Given problem -
List all lines in the material below that contain "icon".

Extracted records -
______

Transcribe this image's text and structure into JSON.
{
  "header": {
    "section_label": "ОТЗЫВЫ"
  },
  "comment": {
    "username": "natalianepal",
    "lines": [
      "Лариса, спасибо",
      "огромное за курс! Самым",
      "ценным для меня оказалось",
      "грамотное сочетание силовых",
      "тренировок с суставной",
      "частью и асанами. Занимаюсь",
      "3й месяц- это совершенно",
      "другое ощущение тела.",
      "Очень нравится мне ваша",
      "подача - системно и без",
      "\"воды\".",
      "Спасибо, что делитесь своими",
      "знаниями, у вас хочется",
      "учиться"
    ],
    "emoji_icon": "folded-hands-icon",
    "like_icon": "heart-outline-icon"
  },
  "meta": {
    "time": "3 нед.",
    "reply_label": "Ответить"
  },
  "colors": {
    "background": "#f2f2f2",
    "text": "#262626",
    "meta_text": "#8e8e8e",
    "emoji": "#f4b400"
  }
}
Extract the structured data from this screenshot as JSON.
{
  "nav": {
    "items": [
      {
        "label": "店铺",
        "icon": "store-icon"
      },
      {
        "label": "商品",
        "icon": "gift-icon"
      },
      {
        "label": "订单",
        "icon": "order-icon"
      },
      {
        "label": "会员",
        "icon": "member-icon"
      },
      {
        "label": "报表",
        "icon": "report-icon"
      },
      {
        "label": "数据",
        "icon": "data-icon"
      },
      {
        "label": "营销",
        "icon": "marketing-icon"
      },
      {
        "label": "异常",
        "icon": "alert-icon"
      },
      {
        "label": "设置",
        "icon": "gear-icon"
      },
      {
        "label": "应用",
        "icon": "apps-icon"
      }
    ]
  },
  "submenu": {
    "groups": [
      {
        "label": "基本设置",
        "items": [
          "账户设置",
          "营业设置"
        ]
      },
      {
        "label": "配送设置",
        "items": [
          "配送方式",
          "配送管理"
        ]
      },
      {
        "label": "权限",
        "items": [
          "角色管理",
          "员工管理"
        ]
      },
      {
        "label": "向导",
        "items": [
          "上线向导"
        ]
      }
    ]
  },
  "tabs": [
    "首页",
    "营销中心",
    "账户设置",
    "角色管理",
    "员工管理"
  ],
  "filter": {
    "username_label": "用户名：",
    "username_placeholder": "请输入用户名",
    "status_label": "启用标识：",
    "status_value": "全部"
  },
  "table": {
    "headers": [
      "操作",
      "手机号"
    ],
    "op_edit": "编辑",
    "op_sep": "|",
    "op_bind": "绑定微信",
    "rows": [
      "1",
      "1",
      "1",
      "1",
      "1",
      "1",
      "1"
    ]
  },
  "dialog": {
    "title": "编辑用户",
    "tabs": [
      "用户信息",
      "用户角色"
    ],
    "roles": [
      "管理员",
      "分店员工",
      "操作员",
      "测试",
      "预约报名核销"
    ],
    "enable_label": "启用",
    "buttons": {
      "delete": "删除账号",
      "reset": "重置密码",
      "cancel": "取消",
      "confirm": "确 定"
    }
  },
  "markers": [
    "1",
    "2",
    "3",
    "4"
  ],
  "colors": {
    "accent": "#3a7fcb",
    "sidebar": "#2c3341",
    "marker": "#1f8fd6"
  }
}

______

Complete response -
    "emoji_icon": "folded-hands-icon",
    "like_icon": "heart-outline-icon"
        "icon": "store-icon"
        "icon": "gift-icon"
        "icon": "order-icon"
        "icon": "member-icon"
        "icon": "report-icon"
        "icon": "data-icon"
        "icon": "marketing-icon"
        "icon": "alert-icon"
        "icon": "gear-icon"
        "icon": "apps-icon"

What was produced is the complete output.